DO THIS: Can you copy every line of the data below word for word, leaving out the pictures?
»»
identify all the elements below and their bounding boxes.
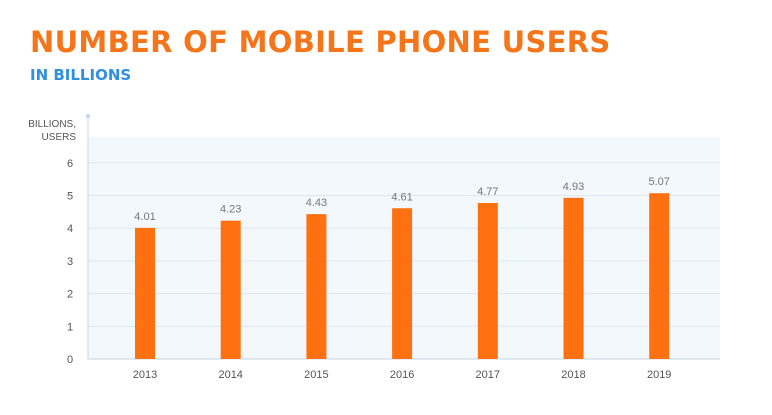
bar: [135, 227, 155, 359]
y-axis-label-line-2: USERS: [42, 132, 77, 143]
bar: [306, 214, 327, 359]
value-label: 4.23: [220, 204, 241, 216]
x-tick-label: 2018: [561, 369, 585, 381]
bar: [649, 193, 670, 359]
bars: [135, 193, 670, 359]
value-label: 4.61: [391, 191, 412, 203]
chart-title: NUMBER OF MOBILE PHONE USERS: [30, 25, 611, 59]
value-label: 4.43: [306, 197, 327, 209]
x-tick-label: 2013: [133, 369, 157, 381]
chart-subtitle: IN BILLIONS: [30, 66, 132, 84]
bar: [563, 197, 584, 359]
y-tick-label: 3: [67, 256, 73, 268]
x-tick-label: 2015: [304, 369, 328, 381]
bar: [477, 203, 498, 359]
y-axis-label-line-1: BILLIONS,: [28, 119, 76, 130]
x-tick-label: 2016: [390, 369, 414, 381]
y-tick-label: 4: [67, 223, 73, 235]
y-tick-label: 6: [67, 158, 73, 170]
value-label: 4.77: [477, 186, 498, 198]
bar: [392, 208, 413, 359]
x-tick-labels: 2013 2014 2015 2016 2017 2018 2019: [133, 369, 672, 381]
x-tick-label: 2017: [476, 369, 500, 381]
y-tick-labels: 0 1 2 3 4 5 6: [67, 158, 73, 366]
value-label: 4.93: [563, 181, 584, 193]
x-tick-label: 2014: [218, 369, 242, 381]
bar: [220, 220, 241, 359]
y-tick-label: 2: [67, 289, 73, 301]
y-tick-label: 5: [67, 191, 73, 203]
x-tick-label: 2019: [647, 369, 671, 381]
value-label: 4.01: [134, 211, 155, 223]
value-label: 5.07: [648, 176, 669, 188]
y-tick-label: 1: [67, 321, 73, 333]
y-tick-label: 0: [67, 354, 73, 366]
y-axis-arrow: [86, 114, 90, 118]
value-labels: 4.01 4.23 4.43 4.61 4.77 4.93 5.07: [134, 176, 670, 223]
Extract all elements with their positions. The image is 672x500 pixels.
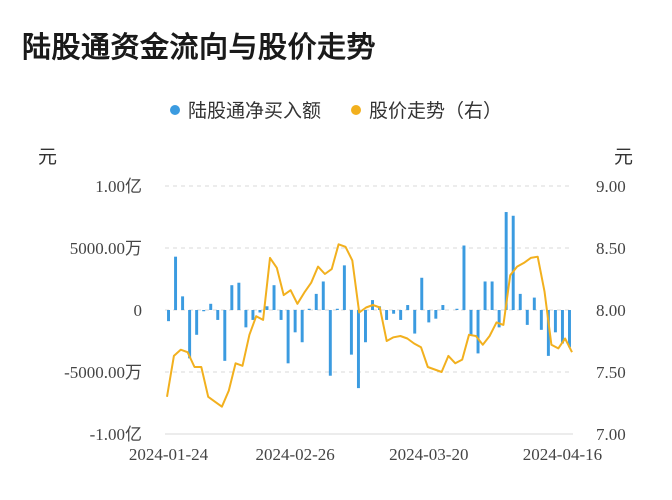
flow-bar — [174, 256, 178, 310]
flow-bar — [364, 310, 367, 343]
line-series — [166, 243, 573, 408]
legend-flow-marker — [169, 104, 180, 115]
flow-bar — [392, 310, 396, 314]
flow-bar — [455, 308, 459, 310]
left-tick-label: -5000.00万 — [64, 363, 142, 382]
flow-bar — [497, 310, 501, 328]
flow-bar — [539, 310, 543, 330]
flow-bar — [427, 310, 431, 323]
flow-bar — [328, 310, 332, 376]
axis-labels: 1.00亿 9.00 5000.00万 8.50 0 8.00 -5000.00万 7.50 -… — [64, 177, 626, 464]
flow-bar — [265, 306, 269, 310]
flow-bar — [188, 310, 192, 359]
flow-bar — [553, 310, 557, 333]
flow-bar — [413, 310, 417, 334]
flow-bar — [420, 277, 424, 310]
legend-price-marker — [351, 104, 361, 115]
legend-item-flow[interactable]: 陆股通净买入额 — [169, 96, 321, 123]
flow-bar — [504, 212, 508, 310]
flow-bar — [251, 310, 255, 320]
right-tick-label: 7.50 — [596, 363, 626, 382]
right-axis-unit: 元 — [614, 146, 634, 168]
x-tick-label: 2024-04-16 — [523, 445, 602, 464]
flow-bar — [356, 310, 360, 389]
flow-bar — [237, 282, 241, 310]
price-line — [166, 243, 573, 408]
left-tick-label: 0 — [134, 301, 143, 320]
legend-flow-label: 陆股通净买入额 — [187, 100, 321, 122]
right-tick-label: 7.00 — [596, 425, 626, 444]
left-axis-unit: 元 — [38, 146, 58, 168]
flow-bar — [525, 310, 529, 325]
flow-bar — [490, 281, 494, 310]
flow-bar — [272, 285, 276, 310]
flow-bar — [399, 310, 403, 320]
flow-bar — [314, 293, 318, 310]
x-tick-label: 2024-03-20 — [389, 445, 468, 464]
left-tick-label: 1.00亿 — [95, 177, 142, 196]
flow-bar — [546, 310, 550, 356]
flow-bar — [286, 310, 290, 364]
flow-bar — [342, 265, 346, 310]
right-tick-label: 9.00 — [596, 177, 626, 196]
««
OUTPUT OF THE EXERCISE:
identify all the elements below and their bounding boxes.
bar: [135, 227, 155, 359]
y-axis-label-line-2: USERS: [42, 132, 77, 143]
bar: [306, 214, 327, 359]
value-label: 4.23: [220, 204, 241, 216]
x-tick-label: 2018: [561, 369, 585, 381]
bar: [649, 193, 670, 359]
bars: [135, 193, 670, 359]
value-label: 4.61: [391, 191, 412, 203]
chart-title: NUMBER OF MOBILE PHONE USERS: [30, 25, 611, 59]
value-label: 4.43: [306, 197, 327, 209]
x-tick-label: 2013: [133, 369, 157, 381]
chart-subtitle: IN BILLIONS: [30, 66, 132, 84]
bar: [563, 197, 584, 359]
y-tick-label: 3: [67, 256, 73, 268]
x-tick-label: 2015: [304, 369, 328, 381]
bar: [477, 203, 498, 359]
y-axis-label-line-1: BILLIONS,: [28, 119, 76, 130]
x-tick-label: 2016: [390, 369, 414, 381]
y-tick-label: 4: [67, 223, 73, 235]
y-tick-label: 6: [67, 158, 73, 170]
value-label: 4.77: [477, 186, 498, 198]
bar: [392, 208, 413, 359]
x-tick-labels: 2013 2014 2015 2016 2017 2018 2019: [133, 369, 672, 381]
x-tick-label: 2017: [476, 369, 500, 381]
y-tick-labels: 0 1 2 3 4 5 6: [67, 158, 73, 366]
value-label: 4.93: [563, 181, 584, 193]
x-tick-label: 2014: [218, 369, 242, 381]
bar: [220, 220, 241, 359]
y-tick-label: 2: [67, 289, 73, 301]
y-tick-label: 5: [67, 191, 73, 203]
x-tick-label: 2019: [647, 369, 671, 381]
value-label: 4.01: [134, 211, 155, 223]
value-label: 5.07: [648, 176, 669, 188]
y-tick-label: 1: [67, 321, 73, 333]
y-tick-label: 0: [67, 354, 73, 366]
y-axis-arrow: [86, 114, 90, 118]
value-labels: 4.01 4.23 4.43 4.61 4.77 4.93 5.07: [134, 176, 670, 223]
Extract all elements with their positions. The image is 672x500 pixels.
flow-bar — [174, 256, 178, 310]
flow-bar — [364, 310, 367, 343]
line-series — [166, 243, 573, 408]
legend-flow-marker — [169, 104, 180, 115]
flow-bar — [392, 310, 396, 314]
flow-bar — [455, 308, 459, 310]
left-tick-label: -5000.00万 — [64, 363, 142, 382]
flow-bar — [497, 310, 501, 328]
flow-bar — [539, 310, 543, 330]
flow-bar — [427, 310, 431, 323]
flow-bar — [328, 310, 332, 376]
axis-labels: 1.00亿 9.00 5000.00万 8.50 0 8.00 -5000.00万 7.50 -… — [64, 177, 626, 464]
flow-bar — [265, 306, 269, 310]
flow-bar — [188, 310, 192, 359]
flow-bar — [553, 310, 557, 333]
flow-bar — [413, 310, 417, 334]
flow-bar — [420, 277, 424, 310]
legend-price-marker — [351, 104, 361, 115]
legend-item-flow[interactable]: 陆股通净买入额 — [169, 96, 321, 123]
flow-bar — [504, 212, 508, 310]
flow-bar — [251, 310, 255, 320]
right-tick-label: 7.50 — [596, 363, 626, 382]
right-axis-unit: 元 — [614, 146, 634, 168]
x-tick-label: 2024-04-16 — [523, 445, 602, 464]
flow-bar — [356, 310, 360, 389]
flow-bar — [237, 282, 241, 310]
price-line — [166, 243, 573, 408]
left-tick-label: 0 — [134, 301, 143, 320]
legend-flow-label: 陆股通净买入额 — [187, 100, 321, 122]
right-tick-label: 7.00 — [596, 425, 626, 444]
left-axis-unit: 元 — [38, 146, 58, 168]
flow-bar — [525, 310, 529, 325]
flow-bar — [490, 281, 494, 310]
flow-bar — [272, 285, 276, 310]
flow-bar — [399, 310, 403, 320]
flow-bar — [314, 293, 318, 310]
x-tick-label: 2024-03-20 — [389, 445, 468, 464]
left-tick-label: 1.00亿 — [95, 177, 142, 196]
flow-bar — [546, 310, 550, 356]
flow-bar — [286, 310, 290, 364]
flow-bar — [342, 265, 346, 310]
right-tick-label: 9.00 — [596, 177, 626, 196]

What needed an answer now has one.